▶ Prompt:
Search the listing below for the string "ЕГРН" and copy every line where it occurs.

━━━ Given entries ━━━

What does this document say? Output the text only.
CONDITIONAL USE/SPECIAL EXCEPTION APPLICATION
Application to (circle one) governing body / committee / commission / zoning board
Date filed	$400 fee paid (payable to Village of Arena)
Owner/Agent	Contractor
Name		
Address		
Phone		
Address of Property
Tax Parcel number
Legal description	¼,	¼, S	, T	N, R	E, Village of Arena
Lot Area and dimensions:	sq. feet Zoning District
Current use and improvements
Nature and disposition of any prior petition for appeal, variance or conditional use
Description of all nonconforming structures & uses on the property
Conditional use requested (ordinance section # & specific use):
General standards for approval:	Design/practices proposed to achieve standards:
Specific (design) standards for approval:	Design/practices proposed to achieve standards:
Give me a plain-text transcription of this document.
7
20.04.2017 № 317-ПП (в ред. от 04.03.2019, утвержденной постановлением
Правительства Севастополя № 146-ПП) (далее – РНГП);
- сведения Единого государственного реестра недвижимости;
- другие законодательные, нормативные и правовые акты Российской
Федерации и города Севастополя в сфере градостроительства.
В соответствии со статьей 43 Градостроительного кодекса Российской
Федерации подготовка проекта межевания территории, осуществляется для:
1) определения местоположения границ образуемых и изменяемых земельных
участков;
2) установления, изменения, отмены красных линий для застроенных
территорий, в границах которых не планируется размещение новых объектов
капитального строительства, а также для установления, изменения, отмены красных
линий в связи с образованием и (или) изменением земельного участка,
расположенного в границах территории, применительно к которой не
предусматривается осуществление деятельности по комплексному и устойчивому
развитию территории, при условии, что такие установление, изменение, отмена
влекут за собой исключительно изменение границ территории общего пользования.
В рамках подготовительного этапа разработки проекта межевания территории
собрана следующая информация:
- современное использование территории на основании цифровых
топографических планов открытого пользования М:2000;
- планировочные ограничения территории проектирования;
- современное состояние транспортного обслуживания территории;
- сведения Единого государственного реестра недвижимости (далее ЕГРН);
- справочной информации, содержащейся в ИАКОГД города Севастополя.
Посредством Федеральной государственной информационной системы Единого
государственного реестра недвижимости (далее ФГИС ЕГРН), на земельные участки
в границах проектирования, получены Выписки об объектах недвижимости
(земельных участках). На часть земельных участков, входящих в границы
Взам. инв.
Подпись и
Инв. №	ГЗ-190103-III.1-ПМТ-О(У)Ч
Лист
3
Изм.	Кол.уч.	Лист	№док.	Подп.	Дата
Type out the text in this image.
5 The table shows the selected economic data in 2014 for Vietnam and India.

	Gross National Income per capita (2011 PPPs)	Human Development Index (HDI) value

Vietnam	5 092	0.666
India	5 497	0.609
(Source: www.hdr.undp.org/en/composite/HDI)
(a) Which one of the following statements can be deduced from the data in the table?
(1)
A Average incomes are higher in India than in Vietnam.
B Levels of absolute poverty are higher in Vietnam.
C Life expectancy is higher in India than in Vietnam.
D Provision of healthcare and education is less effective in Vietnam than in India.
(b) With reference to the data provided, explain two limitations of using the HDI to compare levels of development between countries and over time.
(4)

━━━

▶ Correct response:
- сведения Единого государственного реестра недвижимости (далее ЕГРН);
государственного реестра недвижимости (далее ФГИС ЕГРН), на земельные участки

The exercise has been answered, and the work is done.